Short problem >>
Where the word "Deposits" occurs in a line, return that line.

Source data >>
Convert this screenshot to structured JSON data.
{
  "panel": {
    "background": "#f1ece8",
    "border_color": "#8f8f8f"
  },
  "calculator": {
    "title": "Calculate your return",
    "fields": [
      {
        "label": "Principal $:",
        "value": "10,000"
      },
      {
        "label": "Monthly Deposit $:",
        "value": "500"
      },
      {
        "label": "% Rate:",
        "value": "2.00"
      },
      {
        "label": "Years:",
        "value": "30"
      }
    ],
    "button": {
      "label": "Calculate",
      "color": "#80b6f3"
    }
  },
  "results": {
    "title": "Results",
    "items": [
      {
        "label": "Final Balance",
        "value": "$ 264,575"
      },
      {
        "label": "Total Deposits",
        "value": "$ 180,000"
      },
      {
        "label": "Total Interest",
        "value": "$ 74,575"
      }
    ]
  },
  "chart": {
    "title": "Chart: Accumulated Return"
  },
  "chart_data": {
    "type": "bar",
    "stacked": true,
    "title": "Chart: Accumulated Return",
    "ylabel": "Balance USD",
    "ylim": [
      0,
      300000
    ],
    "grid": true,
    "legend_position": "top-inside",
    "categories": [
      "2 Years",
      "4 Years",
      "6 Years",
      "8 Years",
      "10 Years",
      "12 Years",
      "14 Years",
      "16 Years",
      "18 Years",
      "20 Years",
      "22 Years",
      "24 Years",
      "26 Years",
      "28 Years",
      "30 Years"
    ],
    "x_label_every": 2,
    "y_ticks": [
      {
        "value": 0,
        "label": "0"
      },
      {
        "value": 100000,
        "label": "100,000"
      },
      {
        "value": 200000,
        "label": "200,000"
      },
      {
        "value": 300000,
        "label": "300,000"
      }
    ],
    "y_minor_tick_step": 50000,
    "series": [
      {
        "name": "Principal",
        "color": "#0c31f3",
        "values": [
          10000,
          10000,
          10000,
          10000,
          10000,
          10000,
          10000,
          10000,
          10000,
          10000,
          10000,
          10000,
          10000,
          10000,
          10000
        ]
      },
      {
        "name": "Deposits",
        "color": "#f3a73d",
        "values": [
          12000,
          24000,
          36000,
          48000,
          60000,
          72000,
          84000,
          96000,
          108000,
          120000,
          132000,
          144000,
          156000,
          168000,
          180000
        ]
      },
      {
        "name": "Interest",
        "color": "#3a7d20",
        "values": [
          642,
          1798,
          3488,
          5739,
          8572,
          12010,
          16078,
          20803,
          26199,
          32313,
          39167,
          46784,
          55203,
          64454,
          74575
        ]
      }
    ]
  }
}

Response to this task >>
        "label": "Total Deposits",
        "name": "Deposits",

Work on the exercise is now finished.